GIVEN REQUEST
The records below must be written out exactly, with every picture left behind.

Begin

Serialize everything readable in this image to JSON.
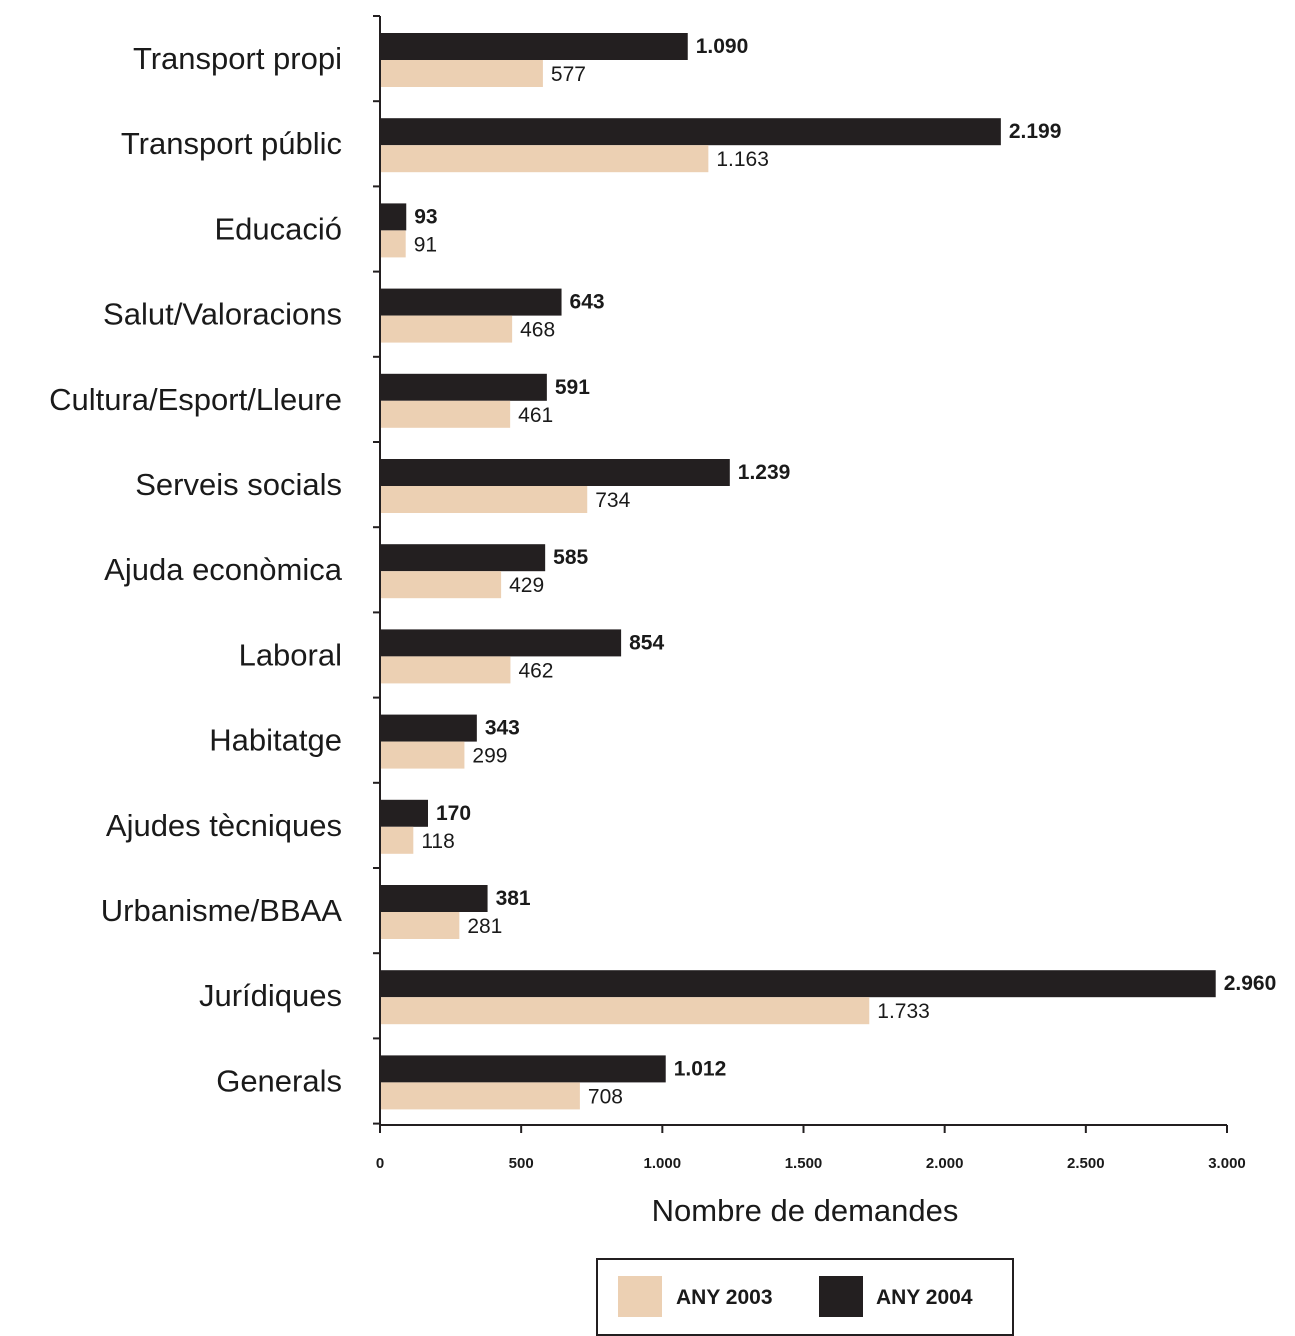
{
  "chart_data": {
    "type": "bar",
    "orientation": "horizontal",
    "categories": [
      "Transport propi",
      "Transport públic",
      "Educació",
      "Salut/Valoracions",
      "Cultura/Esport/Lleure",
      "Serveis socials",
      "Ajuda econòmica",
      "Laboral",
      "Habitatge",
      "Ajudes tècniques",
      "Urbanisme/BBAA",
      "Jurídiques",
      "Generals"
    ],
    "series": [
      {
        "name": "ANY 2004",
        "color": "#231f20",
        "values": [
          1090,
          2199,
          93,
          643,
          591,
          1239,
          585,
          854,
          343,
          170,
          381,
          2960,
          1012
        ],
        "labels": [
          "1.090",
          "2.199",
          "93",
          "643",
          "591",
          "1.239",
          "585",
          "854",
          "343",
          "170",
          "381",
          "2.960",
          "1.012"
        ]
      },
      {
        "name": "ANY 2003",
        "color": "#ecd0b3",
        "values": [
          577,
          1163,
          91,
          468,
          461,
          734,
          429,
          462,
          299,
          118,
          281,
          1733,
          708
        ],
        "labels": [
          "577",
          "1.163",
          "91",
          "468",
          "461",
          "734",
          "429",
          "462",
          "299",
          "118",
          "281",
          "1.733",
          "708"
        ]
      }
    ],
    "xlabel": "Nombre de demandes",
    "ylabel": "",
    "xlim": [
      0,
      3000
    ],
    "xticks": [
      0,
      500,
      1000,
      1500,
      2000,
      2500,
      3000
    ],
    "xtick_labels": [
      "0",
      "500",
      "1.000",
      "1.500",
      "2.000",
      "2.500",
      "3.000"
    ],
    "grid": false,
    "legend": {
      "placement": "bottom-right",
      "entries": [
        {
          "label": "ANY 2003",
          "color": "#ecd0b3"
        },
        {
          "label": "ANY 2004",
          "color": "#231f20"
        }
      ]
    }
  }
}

End

WRITTEN ANSWER
Serialize everything readable in this image to JSON.
{
  "chart_data": {
    "type": "bar",
    "orientation": "horizontal",
    "categories": [
      "Transport propi",
      "Transport públic",
      "Educació",
      "Salut/Valoracions",
      "Cultura/Esport/Lleure",
      "Serveis socials",
      "Ajuda econòmica",
      "Laboral",
      "Habitatge",
      "Ajudes tècniques",
      "Urbanisme/BBAA",
      "Jurídiques",
      "Generals"
    ],
    "series": [
      {
        "name": "ANY 2004",
        "color": "#231f20",
        "values": [
          1090,
          2199,
          93,
          643,
          591,
          1239,
          585,
          854,
          343,
          170,
          381,
          2960,
          1012
        ],
        "labels": [
          "1.090",
          "2.199",
          "93",
          "643",
          "591",
          "1.239",
          "585",
          "854",
          "343",
          "170",
          "381",
          "2.960",
          "1.012"
        ]
      },
      {
        "name": "ANY 2003",
        "color": "#ecd0b3",
        "values": [
          577,
          1163,
          91,
          468,
          461,
          734,
          429,
          462,
          299,
          118,
          281,
          1733,
          708
        ],
        "labels": [
          "577",
          "1.163",
          "91",
          "468",
          "461",
          "734",
          "429",
          "462",
          "299",
          "118",
          "281",
          "1.733",
          "708"
        ]
      }
    ],
    "xlabel": "Nombre de demandes",
    "ylabel": "",
    "xlim": [
      0,
      3000
    ],
    "xticks": [
      0,
      500,
      1000,
      1500,
      2000,
      2500,
      3000
    ],
    "xtick_labels": [
      "0",
      "500",
      "1.000",
      "1.500",
      "2.000",
      "2.500",
      "3.000"
    ],
    "grid": false,
    "legend": {
      "placement": "bottom-right",
      "entries": [
        {
          "label": "ANY 2003",
          "color": "#ecd0b3"
        },
        {
          "label": "ANY 2004",
          "color": "#231f20"
        }
      ]
    }
  }
}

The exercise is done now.